Exercise objective: Lay out the lines below, from the one containing "Patent image size: (765, 505)." down through the one containing "The dashboard 11 is at (452, 165).", as a JSON list of strings. Use one string per line and leave out blank lines.

Exercise input:
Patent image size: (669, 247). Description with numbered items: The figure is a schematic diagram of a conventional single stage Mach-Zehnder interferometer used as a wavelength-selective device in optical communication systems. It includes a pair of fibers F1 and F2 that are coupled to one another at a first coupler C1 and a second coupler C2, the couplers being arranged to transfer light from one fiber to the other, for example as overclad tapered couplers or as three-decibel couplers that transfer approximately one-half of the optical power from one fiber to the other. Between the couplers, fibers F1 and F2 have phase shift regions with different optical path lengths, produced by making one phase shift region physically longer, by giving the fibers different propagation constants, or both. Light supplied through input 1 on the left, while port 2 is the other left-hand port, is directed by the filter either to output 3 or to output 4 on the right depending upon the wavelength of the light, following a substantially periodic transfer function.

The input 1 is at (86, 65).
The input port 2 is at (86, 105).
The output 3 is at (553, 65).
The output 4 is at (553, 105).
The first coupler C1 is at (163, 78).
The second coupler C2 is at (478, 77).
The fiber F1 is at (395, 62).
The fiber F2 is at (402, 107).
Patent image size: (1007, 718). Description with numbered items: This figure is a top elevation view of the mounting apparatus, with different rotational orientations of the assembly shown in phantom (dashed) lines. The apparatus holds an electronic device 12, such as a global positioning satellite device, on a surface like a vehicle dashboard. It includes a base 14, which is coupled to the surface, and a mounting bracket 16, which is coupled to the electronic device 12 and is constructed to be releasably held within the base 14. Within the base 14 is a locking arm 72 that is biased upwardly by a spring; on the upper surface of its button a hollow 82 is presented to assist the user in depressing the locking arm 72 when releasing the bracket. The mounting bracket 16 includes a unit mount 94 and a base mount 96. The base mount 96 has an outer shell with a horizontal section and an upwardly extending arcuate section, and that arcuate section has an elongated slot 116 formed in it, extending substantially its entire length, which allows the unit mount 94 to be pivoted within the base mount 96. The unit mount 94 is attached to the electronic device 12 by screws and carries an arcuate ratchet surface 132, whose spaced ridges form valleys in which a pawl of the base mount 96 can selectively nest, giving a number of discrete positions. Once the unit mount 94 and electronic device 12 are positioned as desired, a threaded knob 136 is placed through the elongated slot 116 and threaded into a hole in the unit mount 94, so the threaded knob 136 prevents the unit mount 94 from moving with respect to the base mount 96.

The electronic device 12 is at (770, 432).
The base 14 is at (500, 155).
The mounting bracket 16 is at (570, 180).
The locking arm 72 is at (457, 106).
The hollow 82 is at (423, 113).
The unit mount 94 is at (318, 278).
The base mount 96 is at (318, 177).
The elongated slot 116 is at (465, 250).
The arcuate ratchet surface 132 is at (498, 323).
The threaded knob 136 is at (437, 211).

...

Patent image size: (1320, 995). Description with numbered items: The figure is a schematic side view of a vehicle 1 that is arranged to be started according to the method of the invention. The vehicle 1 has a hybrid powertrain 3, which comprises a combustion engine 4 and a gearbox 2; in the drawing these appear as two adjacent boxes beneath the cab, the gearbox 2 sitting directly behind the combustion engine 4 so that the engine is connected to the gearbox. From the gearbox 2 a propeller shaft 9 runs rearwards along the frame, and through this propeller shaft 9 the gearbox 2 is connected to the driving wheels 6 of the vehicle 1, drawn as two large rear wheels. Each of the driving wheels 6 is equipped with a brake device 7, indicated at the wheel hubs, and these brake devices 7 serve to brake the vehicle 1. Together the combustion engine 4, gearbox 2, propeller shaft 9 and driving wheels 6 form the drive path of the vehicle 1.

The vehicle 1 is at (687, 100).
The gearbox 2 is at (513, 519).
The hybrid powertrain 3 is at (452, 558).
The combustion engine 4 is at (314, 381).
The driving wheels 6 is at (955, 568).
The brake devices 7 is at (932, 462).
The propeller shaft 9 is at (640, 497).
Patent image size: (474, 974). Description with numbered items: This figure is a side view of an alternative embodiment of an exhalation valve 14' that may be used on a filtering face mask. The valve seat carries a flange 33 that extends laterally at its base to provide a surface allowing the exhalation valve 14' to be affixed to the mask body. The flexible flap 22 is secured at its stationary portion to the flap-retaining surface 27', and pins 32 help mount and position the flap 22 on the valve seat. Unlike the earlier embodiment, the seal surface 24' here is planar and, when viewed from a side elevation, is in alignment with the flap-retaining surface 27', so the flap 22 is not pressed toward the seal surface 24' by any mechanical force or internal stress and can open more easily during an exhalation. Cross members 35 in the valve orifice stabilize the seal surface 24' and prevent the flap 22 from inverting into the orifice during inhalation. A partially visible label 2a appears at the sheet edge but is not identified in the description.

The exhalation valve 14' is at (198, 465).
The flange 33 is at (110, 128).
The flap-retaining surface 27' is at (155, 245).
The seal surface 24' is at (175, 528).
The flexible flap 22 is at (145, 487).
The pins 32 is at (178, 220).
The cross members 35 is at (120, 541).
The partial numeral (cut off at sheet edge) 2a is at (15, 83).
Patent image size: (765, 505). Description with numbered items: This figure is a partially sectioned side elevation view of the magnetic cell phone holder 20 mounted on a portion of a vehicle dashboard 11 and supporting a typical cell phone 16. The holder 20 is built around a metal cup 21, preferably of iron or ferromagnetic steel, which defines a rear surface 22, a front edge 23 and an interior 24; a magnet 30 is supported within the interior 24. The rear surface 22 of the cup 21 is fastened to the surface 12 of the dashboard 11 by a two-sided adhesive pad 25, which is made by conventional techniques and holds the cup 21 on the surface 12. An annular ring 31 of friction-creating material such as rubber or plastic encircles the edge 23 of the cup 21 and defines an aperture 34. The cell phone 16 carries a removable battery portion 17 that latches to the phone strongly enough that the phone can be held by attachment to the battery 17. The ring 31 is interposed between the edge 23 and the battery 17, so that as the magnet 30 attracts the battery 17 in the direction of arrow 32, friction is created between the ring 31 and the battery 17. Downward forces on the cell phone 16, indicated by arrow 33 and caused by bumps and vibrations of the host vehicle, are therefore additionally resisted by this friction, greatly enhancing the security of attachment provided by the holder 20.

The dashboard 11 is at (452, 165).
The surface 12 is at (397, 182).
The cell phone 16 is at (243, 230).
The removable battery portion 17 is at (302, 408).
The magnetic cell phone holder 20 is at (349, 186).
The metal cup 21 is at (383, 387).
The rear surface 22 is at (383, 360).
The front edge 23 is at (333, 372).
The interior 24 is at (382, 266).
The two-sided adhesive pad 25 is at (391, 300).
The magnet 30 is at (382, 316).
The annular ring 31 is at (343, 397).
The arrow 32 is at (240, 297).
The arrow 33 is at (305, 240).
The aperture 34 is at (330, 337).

...

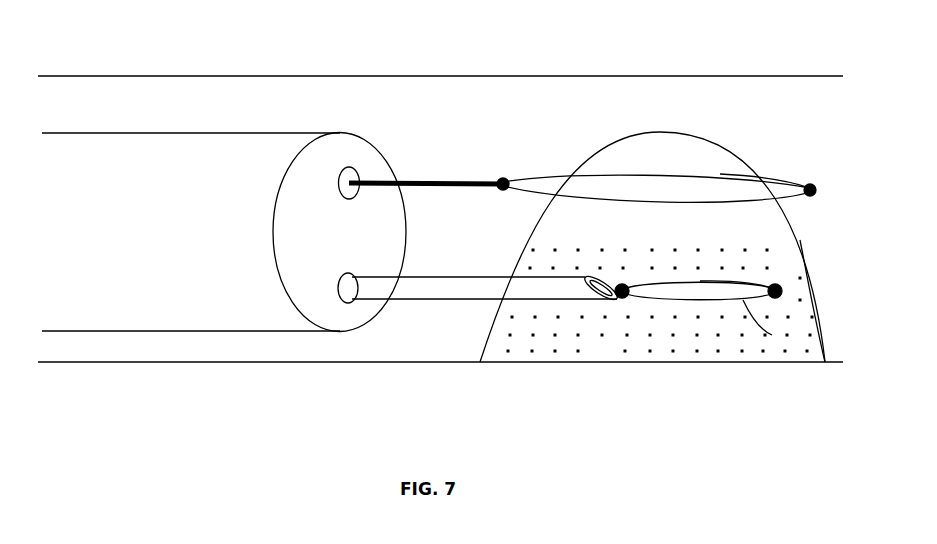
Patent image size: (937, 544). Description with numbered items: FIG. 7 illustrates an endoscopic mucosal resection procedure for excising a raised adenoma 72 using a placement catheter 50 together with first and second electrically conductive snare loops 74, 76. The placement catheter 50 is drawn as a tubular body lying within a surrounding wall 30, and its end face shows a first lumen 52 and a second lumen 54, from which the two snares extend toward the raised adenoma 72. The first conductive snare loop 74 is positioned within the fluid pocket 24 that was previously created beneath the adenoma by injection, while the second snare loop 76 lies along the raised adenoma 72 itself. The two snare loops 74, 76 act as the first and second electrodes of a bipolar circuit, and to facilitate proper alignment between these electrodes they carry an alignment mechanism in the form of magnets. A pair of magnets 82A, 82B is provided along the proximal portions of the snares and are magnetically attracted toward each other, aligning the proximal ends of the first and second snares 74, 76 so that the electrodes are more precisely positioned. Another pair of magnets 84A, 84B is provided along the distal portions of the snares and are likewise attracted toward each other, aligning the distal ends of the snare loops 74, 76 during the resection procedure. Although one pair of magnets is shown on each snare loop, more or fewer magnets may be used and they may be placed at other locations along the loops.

Reply to the task:
[
  "Patent image size: (765, 505). Description with numbered items: This figure is a partially sectioned side elevation view of the magnetic cell phone holder 20 mounted on a portion of a vehicle dashboard 11 and supporting a typical cell phone 16. The holder 20 is built around a metal cup 21, preferably of iron or ferromagnetic steel, which defines a rear surface 22, a front edge 23 and an interior 24; a magnet 30 is supported within the interior 24. The rear surface 22 of the cup 21 is fastened to the surface 12 of the dashboard 11 by a two-sided adhesive pad 25, which is made by conventional techniques and holds the cup 21 on the surface 12. An annular ring 31 of friction-creating material such as rubber or plastic encircles the edge 23 of the cup 21 and defines an aperture 34. The cell phone 16 carries a removable battery portion 17 that latches to the phone strongly enough that the phone can be held by attachment to the battery 17. The ring 31 is interposed between the edge 23 and the battery 17, so that as the magnet 30 attracts the battery 17 in the direction of arrow 32, friction is created between the ring 31 and the battery 17. Downward forces on the cell phone 16, indicated by arrow 33 and caused by bumps and vibrations of the host vehicle, are therefore additionally resisted by this friction, greatly enhancing the security of attachment provided by the holder 20.",
  "The dashboard 11 is at (452, 165)."
]